__Challenge__. Provide the number of lines where the word "title" occurs, and no other text.

__Record set__.
— begin —

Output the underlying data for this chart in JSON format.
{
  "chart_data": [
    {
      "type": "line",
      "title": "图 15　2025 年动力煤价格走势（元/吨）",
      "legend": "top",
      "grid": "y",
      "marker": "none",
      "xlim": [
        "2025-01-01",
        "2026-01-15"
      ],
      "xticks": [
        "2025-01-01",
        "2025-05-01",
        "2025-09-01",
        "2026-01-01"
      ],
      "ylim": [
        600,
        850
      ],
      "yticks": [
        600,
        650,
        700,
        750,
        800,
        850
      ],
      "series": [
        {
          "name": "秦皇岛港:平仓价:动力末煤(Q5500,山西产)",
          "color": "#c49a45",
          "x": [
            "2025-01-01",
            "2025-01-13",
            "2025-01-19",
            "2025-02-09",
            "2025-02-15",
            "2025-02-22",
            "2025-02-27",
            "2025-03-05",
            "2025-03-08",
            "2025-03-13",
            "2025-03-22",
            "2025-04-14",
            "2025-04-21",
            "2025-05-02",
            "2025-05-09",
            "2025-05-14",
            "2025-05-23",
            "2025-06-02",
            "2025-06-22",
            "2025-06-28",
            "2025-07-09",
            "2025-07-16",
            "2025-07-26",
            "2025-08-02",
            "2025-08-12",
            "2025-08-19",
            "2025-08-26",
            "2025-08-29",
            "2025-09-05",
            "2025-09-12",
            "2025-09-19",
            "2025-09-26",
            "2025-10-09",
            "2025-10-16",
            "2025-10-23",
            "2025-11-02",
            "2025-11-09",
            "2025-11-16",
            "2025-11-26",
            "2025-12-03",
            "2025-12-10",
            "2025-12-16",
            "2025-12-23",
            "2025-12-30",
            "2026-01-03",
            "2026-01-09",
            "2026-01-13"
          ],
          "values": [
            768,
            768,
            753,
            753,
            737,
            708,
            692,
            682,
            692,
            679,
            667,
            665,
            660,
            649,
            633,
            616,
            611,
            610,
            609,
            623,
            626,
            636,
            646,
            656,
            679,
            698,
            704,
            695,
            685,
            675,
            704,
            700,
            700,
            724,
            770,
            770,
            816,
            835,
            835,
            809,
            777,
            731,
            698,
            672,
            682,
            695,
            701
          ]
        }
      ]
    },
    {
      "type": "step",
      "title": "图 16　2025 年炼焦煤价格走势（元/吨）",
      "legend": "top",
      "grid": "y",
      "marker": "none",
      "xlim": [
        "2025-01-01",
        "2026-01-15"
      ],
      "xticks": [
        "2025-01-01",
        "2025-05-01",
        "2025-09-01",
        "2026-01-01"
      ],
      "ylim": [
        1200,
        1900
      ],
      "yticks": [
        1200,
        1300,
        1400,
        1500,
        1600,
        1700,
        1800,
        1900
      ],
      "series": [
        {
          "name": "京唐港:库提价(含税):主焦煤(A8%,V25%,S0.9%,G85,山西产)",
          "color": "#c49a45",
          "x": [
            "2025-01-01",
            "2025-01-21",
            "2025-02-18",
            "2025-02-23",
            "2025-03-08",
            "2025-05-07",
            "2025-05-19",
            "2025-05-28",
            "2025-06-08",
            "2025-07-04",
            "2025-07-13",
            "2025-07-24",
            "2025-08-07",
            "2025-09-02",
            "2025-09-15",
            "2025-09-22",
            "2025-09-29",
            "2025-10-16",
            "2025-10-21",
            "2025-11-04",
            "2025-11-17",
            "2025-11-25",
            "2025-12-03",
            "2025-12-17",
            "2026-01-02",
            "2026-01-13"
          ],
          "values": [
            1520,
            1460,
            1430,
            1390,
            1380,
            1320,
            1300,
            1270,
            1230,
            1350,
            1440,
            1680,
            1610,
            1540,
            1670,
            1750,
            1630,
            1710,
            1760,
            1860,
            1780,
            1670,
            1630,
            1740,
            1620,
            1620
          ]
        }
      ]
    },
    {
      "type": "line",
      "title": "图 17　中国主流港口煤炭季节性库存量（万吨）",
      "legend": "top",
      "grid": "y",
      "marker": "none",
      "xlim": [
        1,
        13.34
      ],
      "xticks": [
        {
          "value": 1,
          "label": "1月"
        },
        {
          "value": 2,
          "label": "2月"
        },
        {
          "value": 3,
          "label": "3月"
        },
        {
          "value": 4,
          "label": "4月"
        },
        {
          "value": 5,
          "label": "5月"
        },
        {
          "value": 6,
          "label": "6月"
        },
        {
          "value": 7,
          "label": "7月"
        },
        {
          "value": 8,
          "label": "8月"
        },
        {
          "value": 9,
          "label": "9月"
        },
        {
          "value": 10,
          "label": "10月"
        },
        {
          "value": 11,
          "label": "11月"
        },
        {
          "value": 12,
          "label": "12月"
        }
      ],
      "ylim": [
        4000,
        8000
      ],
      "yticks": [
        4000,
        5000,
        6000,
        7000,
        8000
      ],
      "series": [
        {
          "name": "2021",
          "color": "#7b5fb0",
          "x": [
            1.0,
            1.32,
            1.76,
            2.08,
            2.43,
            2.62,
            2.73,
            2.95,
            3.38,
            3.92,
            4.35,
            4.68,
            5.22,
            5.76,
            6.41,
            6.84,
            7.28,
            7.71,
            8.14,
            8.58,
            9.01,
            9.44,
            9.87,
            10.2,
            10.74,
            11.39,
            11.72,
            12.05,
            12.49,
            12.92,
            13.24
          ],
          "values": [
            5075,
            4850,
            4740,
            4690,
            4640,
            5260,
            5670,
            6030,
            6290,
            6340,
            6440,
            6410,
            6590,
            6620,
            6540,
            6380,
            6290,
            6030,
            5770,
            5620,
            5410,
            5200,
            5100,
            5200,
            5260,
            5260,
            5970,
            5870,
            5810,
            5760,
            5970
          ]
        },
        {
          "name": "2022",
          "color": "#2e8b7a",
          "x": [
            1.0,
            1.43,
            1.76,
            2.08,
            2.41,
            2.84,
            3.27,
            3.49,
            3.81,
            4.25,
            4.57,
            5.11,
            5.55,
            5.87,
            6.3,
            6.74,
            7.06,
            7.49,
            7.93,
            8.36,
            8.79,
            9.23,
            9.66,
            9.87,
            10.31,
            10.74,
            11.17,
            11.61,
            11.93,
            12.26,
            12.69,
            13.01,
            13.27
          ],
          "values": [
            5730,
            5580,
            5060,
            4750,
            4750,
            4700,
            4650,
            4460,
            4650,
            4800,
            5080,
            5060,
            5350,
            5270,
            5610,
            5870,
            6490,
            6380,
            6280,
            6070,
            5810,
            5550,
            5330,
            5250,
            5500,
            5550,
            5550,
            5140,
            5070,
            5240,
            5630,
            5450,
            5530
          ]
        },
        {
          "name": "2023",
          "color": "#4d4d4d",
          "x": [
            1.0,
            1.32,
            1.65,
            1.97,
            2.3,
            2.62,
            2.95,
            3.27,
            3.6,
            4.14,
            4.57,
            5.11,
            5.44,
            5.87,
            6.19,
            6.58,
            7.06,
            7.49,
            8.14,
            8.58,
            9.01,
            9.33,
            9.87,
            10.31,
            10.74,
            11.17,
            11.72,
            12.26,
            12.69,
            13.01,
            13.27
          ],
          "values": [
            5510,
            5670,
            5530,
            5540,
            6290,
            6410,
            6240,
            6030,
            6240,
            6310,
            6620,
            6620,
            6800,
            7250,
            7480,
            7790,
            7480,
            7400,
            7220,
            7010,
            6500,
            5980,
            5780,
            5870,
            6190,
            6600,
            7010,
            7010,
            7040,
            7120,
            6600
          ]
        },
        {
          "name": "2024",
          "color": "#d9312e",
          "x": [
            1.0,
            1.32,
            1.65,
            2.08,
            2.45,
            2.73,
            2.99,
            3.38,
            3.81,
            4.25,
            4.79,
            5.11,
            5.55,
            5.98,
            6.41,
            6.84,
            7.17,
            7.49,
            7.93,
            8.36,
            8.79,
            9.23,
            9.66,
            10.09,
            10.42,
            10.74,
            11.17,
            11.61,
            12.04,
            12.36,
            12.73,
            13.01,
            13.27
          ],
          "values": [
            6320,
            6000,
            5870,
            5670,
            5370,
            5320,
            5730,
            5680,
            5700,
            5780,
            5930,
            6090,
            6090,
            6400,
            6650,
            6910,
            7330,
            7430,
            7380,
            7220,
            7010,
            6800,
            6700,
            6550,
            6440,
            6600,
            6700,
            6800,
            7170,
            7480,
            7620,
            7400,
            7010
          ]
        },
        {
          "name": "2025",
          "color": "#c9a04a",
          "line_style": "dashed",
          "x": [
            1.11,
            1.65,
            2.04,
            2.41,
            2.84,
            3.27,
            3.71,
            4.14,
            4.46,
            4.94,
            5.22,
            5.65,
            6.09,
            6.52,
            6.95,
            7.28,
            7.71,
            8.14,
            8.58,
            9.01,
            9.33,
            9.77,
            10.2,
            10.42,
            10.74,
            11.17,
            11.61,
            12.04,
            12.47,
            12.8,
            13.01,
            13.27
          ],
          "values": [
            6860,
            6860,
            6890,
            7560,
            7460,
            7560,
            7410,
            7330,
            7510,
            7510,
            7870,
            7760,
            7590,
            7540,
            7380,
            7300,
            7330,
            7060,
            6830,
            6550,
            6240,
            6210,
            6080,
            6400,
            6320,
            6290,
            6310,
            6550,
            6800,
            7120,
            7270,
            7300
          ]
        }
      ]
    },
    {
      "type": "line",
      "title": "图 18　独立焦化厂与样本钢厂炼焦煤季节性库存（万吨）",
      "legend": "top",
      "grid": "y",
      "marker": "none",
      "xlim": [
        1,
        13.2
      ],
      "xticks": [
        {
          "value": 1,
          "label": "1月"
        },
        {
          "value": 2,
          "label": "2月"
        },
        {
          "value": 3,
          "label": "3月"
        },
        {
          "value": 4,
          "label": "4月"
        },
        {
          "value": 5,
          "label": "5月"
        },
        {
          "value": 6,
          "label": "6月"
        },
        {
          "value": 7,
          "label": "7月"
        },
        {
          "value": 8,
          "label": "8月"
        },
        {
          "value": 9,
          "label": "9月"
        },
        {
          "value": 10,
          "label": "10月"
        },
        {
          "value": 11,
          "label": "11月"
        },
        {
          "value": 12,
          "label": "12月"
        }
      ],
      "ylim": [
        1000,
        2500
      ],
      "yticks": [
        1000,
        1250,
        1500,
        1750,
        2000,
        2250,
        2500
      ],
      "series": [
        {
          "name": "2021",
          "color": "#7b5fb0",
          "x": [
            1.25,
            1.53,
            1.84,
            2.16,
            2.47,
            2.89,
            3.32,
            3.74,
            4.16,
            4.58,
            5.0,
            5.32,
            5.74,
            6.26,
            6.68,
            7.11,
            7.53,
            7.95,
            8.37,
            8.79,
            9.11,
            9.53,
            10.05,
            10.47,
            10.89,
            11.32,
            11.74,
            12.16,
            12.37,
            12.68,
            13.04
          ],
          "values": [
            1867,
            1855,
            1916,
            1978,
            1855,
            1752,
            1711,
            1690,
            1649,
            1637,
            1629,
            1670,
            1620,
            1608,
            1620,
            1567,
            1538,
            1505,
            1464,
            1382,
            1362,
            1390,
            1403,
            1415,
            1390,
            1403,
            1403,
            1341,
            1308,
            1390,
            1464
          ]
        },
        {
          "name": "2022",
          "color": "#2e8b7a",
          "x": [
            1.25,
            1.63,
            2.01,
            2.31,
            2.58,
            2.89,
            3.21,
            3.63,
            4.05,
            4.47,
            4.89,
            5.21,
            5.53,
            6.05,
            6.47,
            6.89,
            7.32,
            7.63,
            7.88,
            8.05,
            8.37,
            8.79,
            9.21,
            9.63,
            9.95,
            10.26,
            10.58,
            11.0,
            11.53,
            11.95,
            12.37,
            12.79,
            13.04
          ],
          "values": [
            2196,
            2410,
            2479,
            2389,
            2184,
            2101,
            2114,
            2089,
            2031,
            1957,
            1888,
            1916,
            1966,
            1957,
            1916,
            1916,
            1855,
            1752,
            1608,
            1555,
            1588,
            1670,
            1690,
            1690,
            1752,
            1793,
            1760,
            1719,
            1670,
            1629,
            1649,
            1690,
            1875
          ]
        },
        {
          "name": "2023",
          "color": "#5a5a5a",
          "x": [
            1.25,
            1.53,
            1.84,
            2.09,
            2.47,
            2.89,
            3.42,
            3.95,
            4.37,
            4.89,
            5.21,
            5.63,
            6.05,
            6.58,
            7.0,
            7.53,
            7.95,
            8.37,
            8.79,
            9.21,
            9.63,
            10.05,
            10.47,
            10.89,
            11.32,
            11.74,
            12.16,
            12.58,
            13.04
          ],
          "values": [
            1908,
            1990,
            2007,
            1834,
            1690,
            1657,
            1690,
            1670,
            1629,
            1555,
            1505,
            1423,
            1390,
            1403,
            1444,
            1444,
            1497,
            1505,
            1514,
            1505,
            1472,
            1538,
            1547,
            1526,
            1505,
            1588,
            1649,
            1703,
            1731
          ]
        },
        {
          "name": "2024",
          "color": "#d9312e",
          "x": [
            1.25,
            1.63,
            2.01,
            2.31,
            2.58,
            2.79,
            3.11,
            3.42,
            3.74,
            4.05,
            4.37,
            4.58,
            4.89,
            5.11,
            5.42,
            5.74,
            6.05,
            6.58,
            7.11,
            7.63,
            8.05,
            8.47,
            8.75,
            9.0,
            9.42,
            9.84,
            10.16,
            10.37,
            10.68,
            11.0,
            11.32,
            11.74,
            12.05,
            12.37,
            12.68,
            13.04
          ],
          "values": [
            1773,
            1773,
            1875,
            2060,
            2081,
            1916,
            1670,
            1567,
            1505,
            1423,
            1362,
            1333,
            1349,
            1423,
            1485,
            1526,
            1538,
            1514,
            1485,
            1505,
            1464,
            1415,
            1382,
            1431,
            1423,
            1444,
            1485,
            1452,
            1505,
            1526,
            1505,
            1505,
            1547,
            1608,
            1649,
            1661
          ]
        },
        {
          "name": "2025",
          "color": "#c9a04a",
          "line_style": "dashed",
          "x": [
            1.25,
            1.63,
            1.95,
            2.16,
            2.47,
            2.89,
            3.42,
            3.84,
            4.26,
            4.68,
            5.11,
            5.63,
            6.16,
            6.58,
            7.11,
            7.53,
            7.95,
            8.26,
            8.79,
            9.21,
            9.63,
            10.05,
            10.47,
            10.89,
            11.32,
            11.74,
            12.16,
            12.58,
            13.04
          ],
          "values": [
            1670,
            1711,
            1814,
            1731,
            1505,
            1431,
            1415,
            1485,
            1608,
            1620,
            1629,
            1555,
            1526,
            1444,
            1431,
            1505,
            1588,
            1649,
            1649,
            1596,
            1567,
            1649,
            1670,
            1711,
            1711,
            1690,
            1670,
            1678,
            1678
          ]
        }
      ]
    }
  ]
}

— end —

__Reply to the task__. 4